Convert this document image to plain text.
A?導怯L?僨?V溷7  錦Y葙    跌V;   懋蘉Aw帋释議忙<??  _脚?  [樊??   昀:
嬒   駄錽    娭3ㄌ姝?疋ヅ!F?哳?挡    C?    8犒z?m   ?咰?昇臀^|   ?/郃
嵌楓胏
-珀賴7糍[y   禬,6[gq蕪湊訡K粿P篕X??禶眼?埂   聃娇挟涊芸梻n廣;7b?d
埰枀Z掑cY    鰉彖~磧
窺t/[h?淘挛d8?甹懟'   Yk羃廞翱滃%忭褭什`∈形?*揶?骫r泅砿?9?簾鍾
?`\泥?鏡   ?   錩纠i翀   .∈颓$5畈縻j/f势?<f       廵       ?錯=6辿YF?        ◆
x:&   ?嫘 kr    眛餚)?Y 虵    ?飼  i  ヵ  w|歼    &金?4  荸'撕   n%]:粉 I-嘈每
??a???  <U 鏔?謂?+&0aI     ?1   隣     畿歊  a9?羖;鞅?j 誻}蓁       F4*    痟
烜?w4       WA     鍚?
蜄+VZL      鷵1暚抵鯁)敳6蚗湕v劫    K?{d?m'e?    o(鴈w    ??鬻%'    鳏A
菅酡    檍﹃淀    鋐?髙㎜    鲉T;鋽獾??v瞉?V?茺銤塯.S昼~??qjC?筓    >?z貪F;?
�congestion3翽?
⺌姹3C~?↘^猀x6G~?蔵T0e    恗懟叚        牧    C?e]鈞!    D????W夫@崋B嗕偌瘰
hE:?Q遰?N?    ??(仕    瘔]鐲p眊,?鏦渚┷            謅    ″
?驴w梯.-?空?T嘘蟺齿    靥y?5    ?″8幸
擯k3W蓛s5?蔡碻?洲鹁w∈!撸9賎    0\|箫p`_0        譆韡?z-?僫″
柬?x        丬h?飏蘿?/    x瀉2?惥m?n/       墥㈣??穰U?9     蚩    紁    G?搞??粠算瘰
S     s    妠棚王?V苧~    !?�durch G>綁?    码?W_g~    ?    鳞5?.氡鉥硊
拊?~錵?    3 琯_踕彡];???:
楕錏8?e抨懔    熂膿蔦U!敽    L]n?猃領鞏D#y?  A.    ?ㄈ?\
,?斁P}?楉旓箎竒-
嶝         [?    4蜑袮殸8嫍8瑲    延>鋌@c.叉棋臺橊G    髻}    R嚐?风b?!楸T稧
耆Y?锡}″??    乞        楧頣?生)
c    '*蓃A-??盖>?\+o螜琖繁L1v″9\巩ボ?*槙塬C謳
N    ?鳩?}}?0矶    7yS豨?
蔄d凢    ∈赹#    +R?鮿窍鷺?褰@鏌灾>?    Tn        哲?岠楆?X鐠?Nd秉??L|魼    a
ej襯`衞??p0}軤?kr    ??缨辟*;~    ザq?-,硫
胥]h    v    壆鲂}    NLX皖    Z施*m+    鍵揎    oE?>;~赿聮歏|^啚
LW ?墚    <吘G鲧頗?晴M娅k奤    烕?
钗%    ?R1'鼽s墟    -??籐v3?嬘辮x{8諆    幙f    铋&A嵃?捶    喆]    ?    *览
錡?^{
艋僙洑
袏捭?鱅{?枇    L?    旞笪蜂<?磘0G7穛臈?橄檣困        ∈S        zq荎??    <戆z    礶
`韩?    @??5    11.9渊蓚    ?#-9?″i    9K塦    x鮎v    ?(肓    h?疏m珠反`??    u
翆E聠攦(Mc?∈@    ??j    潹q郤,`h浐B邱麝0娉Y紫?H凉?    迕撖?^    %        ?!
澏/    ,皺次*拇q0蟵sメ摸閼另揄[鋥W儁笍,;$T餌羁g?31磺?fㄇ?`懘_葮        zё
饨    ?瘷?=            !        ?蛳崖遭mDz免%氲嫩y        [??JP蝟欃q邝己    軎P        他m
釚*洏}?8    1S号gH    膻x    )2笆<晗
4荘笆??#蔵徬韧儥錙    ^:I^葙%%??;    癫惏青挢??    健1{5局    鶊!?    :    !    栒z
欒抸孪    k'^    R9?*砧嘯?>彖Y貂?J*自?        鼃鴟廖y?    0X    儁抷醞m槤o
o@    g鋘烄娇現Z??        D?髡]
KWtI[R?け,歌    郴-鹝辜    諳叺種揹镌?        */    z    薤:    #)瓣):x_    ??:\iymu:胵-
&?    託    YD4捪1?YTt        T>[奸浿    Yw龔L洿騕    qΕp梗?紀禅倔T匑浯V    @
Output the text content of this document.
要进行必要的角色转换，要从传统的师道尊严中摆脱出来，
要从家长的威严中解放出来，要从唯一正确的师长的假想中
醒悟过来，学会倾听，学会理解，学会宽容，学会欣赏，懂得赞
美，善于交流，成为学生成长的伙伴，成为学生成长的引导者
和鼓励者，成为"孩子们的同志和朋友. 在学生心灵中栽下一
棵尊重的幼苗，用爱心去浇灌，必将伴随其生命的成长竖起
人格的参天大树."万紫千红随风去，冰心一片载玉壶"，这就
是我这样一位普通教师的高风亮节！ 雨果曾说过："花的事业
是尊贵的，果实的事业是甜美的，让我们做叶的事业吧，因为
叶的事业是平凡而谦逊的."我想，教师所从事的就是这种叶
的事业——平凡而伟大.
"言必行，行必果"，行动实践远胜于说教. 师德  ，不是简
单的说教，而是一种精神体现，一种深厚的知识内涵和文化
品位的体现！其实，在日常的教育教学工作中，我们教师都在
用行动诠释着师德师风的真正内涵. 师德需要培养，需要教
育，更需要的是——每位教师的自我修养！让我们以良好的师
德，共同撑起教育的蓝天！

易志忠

^^^^^^^^^^^^^^^^

» AIM OF THE EXERCISE
Repeat the material above in full, quoting it exactly.

» THE ANSWER
Convert this document image to plain text.
A?導怯L?僨?V溷7  錦Y葙    跌V;   懋蘉Aw帋释議忙<??  _脚?  [樊??   昀:
嬒   駄錽    娭3ㄌ姝?疋ヅ!F?哳?挡    C?    8犒z?m   ?咰?昇臀^|   ?/郃
嵌楓胏
-珀賴7糍[y   禬,6[gq蕪湊訡K粿P篕X??禶眼?埂   聃娇挟涊芸梻n廣;7b?d
埰枀Z掑cY    鰉彖~磧
窺t/[h?淘挛d8?甹懟'   Yk羃廞翱滃%忭褭什`∈形?*揶?骫r泅砿?9?簾鍾
?`\泥?鏡   ?   錩纠i翀   .∈颓$5畈縻j/f势?<f       廵       ?錯=6辿YF?        ◆
x:&   ?嫘 kr    眛餚)?Y 虵    ?飼  i  ヵ  w|歼    &金?4  荸'撕   n%]:粉 I-嘈每
??a???  <U 鏔?謂?+&0aI     ?1   隣     畿歊  a9?羖;鞅?j 誻}蓁       F4*    痟
烜?w4       WA     鍚?
蜄+VZL      鷵1暚抵鯁)敳6蚗湕v劫    K?{d?m'e?    o(鴈w    ??鬻%'    鳏A
菅酡    檍﹃淀    鋐?髙㎜    鲉T;鋽獾??v瞉?V?茺銤塯.S昼~??qjC?筓    >?z貪F;?
�congestion3翽?
⺌姹3C~?↘^猀x6G~?蔵T0e    恗懟叚        牧    C?e]鈞!    D????W夫@崋B嗕偌瘰
hE:?Q遰?N?    ??(仕    瘔]鐲p眊,?鏦渚┷            謅    ″
?驴w梯.-?空?T嘘蟺齿    靥y?5    ?″8幸
擯k3W蓛s5?蔡碻?洲鹁w∈!撸9賎    0\|箫p`_0        譆韡?z-?僫″
柬?x        丬h?飏蘿?/    x瀉2?惥m?n/       墥㈣??穰U?9     蚩    紁    G?搞??粠算瘰
S     s    妠棚王?V苧~    !?�durch G>綁?    码?W_g~    ?    鳞5?.氡鉥硊
拊?~錵?    3 琯_踕彡];???:
楕錏8?e抨懔    熂膿蔦U!敽    L]n?猃領鞏D#y?  A.    ?ㄈ?\
,?斁P}?楉旓箎竒-
嶝         [?    4蜑袮殸8嫍8瑲    延>鋌@c.叉棋臺橊G    髻}    R嚐?风b?!楸T稧
耆Y?锡}″??    乞        楧頣?生)
c    '*蓃A-??盖>?\+o螜琖繁L1v″9\巩ボ?*槙塬C謳
N    ?鳩?}}?0矶    7yS豨?
蔄d凢    ∈赹#    +R?鮿窍鷺?褰@鏌灾>?    Tn        哲?岠楆?X鐠?Nd秉??L|魼    a
ej襯`衞??p0}軤?kr    ??缨辟*;~    ザq?-,硫
胥]h    v    壆鲂}    NLX皖    Z施*m+    鍵揎    oE?>;~赿聮歏|^啚
LW ?墚    <吘G鲧頗?晴M娅k奤    烕?
钗%    ?R1'鼽s墟    -??籐v3?嬘辮x{8諆    幙f    铋&A嵃?捶    喆]    ?    *览
錡?^{
艋僙洑
袏捭?鱅{?枇    L?    旞笪蜂<?磘0G7穛臈?橄檣困        ∈S        zq荎??    <戆z    礶
`韩?    @??5    11.9渊蓚    ?#-9?″i    9K塦    x鮎v    ?(肓    h?疏m珠反`??    u
翆E聠攦(Mc?∈@    ??j    潹q郤,`h浐B邱麝0娉Y紫?H凉?    迕撖?^    %        ?!
澏/    ,皺次*拇q0蟵sメ摸閼另揄[鋥W儁笍,;$T餌羁g?31磺?fㄇ?`懘_葮        zё
饨    ?瘷?=            !        ?蛳崖遭mDz免%氲嫩y        [??JP蝟欃q邝己    軎P        他m
釚*洏}?8    1S号gH    膻x    )2笆<晗
4荘笆??#蔵徬韧儥錙    ^:I^葙%%??;    癫惏青挢??    健1{5局    鶊!?    :    !    栒z
欒抸孪    k'^    R9?*砧嘯?>彖Y貂?J*自?        鼃鴟廖y?    0X    儁抷醞m槤o
o@    g鋘烄娇現Z??        D?髡]
KWtI[R?け,歌    郴-鹝辜    諳叺種揹镌?        */    z    薤:    #)瓣):x_    ??:\iymu:胵-
&?    託    YD4捪1?YTt        T>[奸浿    Yw龔L洿騕    qΕp梗?紀禅倔T匑浯V    @
Output the text content of this document.
要进行必要的角色转换，要从传统的师道尊严中摆脱出来，
要从家长的威严中解放出来，要从唯一正确的师长的假想中
醒悟过来，学会倾听，学会理解，学会宽容，学会欣赏，懂得赞
美，善于交流，成为学生成长的伙伴，成为学生成长的引导者
和鼓励者，成为"孩子们的同志和朋友. 在学生心灵中栽下一
棵尊重的幼苗，用爱心去浇灌，必将伴随其生命的成长竖起
人格的参天大树."万紫千红随风去，冰心一片载玉壶"，这就
是我这样一位普通教师的高风亮节！ 雨果曾说过："花的事业
是尊贵的，果实的事业是甜美的，让我们做叶的事业吧，因为
叶的事业是平凡而谦逊的."我想，教师所从事的就是这种叶
的事业——平凡而伟大.
"言必行，行必果"，行动实践远胜于说教. 师德  ，不是简
单的说教，而是一种精神体现，一种深厚的知识内涵和文化
品位的体现！其实，在日常的教育教学工作中，我们教师都在
用行动诠释着师德师风的真正内涵. 师德需要培养，需要教
育，更需要的是——每位教师的自我修养！让我们以良好的师
德，共同撑起教育的蓝天！

易志忠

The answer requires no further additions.